» **To be done**
Could you copy the records below verbatim, from the very first line through the line containing "- point-label: (3, -6): [654, 1934, 711, 1958]", including both of those lines?
------ Raw records
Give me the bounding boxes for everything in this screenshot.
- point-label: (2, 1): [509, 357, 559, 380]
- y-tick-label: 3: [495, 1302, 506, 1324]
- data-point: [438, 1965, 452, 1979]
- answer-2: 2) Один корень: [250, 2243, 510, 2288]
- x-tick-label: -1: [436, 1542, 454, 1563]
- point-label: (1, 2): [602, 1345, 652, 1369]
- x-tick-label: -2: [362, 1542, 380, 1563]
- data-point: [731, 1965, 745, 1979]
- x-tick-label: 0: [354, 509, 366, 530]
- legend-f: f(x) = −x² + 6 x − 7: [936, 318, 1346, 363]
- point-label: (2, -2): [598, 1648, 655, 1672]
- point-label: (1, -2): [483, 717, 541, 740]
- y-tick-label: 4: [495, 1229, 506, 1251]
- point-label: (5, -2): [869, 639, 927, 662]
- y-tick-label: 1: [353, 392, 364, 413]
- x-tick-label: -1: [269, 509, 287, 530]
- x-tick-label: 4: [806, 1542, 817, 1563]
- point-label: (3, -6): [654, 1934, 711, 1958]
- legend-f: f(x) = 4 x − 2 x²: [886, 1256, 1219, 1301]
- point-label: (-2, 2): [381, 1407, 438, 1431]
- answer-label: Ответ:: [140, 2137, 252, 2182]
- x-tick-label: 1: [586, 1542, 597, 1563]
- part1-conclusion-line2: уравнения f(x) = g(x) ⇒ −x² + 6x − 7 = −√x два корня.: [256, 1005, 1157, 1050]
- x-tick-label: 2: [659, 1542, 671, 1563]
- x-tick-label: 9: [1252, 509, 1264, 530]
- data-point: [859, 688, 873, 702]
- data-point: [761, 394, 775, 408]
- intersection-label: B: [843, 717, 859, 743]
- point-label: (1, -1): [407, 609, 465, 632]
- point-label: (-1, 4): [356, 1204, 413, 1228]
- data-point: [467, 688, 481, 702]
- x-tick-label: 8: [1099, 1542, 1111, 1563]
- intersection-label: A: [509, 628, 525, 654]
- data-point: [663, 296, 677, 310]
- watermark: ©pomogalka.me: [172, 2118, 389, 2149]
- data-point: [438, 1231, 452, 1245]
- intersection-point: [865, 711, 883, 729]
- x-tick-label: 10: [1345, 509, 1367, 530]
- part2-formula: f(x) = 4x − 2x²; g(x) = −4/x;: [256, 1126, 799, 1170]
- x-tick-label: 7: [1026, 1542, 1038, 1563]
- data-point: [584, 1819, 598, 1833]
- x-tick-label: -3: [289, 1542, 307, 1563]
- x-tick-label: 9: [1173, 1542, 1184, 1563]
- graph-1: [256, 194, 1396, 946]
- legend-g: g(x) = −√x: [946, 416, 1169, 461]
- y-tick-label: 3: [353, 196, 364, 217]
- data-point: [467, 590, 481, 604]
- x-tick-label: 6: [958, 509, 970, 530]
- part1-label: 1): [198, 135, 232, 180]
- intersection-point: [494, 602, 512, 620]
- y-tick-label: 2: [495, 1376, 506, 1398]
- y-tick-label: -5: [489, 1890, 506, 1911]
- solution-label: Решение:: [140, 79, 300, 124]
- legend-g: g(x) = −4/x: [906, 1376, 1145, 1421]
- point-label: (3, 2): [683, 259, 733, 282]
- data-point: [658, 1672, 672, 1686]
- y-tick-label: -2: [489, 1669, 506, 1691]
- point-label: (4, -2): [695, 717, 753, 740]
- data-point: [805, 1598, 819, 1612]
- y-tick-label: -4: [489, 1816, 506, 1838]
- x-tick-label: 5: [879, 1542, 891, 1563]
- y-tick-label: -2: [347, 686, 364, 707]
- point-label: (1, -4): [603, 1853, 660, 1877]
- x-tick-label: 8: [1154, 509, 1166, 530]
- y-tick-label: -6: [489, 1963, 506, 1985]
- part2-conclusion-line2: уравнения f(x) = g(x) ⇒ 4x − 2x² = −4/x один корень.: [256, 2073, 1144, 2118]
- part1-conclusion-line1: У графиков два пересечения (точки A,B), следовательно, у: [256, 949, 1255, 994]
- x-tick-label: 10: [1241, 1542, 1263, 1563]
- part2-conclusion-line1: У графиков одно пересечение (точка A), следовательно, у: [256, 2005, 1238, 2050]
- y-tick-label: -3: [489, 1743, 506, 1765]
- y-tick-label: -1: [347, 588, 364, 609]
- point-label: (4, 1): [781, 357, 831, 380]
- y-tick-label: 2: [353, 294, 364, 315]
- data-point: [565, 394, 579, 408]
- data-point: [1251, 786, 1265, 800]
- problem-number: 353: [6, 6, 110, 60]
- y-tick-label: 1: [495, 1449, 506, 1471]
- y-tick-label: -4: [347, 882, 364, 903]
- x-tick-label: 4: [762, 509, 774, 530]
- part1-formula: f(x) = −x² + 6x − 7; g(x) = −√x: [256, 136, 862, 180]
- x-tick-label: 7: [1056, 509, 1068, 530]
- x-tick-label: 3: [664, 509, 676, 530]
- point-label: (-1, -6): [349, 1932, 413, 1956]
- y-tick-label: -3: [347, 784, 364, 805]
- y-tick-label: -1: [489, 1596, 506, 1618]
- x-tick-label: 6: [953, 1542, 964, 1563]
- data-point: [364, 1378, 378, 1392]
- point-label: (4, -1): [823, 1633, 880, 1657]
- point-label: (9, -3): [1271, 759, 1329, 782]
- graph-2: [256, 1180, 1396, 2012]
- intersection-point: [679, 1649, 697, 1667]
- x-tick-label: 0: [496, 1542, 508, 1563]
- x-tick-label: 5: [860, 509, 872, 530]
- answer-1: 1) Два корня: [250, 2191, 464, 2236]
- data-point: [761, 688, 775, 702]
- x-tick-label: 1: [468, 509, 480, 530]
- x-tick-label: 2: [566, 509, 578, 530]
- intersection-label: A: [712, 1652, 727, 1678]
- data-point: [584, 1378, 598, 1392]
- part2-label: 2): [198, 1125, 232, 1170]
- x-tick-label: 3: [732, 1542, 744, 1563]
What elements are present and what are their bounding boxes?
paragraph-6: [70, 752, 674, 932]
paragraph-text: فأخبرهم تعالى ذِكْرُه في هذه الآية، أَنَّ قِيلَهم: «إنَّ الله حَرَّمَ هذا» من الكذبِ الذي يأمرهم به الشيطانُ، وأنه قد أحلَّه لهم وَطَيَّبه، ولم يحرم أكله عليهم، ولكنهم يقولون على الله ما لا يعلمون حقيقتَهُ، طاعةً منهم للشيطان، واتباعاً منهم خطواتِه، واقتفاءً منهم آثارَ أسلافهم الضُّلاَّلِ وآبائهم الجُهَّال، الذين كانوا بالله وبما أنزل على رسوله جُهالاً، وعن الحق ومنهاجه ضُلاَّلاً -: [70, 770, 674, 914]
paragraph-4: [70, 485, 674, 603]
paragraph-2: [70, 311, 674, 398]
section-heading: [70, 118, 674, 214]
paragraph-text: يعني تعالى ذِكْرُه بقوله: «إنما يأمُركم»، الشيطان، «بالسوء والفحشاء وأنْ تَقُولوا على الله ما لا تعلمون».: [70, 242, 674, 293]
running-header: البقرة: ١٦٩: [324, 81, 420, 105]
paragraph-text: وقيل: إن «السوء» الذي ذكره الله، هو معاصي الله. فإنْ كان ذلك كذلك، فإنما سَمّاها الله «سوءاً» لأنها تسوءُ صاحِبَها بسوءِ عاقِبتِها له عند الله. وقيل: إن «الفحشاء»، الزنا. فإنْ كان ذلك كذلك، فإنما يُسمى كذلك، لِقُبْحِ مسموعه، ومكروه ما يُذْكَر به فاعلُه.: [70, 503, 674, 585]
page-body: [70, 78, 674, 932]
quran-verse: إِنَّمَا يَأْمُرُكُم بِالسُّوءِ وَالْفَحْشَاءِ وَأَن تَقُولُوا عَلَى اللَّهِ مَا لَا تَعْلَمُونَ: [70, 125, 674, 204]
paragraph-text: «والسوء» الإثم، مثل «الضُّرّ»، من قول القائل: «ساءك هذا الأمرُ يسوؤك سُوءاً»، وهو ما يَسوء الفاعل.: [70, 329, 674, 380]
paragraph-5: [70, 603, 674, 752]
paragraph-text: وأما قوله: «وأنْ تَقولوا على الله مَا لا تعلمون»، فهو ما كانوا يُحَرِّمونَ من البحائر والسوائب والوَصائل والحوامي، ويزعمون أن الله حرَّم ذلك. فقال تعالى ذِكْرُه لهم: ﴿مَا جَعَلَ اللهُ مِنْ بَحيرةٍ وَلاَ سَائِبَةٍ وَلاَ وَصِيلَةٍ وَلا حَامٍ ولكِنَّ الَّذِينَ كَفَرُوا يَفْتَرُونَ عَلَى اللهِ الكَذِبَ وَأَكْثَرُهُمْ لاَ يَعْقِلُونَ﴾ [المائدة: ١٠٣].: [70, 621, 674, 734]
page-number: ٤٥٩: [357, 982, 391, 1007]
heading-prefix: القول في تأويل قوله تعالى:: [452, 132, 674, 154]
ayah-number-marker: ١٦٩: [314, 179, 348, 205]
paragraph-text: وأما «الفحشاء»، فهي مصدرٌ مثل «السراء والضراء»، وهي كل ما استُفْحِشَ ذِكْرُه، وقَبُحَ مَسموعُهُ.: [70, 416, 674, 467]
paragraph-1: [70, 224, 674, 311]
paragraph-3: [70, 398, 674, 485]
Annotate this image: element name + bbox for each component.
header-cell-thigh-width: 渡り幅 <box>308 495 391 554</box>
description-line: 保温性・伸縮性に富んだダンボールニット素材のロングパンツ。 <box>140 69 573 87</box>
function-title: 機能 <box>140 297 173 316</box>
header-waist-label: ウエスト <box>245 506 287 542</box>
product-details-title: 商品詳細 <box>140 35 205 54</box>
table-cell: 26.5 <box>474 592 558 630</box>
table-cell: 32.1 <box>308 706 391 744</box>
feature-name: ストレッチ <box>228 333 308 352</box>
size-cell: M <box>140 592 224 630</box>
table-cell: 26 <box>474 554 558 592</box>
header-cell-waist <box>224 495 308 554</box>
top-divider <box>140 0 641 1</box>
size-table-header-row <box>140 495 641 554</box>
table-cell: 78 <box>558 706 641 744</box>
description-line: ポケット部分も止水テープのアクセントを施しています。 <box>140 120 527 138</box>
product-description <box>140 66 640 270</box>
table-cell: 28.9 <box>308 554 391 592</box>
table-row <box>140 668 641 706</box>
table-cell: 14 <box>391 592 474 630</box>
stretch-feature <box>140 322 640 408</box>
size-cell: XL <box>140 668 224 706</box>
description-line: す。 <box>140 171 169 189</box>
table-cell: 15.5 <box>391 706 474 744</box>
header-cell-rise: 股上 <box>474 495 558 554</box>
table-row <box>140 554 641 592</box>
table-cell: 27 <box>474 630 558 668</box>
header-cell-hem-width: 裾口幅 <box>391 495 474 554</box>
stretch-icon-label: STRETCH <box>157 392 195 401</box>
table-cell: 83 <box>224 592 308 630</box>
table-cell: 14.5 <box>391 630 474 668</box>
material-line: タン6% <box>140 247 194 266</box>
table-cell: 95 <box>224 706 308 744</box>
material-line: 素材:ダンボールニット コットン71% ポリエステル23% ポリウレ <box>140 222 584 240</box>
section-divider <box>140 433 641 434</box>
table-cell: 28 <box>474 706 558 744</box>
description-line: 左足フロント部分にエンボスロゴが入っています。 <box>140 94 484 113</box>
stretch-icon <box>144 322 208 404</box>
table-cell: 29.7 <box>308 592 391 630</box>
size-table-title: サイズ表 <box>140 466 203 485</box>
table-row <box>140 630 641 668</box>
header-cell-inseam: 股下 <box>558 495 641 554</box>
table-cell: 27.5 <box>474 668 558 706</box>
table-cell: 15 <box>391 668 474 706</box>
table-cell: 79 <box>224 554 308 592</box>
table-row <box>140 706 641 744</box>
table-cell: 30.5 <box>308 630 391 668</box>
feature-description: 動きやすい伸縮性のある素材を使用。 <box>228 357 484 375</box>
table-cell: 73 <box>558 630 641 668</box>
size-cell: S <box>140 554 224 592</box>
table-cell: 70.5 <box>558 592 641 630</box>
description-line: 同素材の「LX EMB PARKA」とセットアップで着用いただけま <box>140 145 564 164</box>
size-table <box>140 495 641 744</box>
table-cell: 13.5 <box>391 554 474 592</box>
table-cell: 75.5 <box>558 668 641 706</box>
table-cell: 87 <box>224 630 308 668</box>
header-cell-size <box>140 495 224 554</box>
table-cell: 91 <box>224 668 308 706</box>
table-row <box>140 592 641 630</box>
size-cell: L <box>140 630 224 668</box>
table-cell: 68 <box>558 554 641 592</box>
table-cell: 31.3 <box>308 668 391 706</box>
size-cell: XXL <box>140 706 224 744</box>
------------
» **Result for this exercise**
Give me the bounding boxes for everything in this screenshot.
- point-label: (2, 1): [509, 357, 559, 380]
- y-tick-label: 3: [495, 1302, 506, 1324]
- data-point: [438, 1965, 452, 1979]
- answer-2: 2) Один корень: [250, 2243, 510, 2288]
- x-tick-label: -1: [436, 1542, 454, 1563]
- point-label: (1, 2): [602, 1345, 652, 1369]
- x-tick-label: -2: [362, 1542, 380, 1563]
- data-point: [731, 1965, 745, 1979]
- x-tick-label: 0: [354, 509, 366, 530]
- legend-f: f(x) = −x² + 6 x − 7: [936, 318, 1346, 363]
- point-label: (2, -2): [598, 1648, 655, 1672]
- point-label: (1, -2): [483, 717, 541, 740]
- y-tick-label: 4: [495, 1229, 506, 1251]
- point-label: (5, -2): [869, 639, 927, 662]
- y-tick-label: 1: [353, 392, 364, 413]
- x-tick-label: -1: [269, 509, 287, 530]
- x-tick-label: 4: [806, 1542, 817, 1563]
- point-label: (3, -6): [654, 1934, 711, 1958]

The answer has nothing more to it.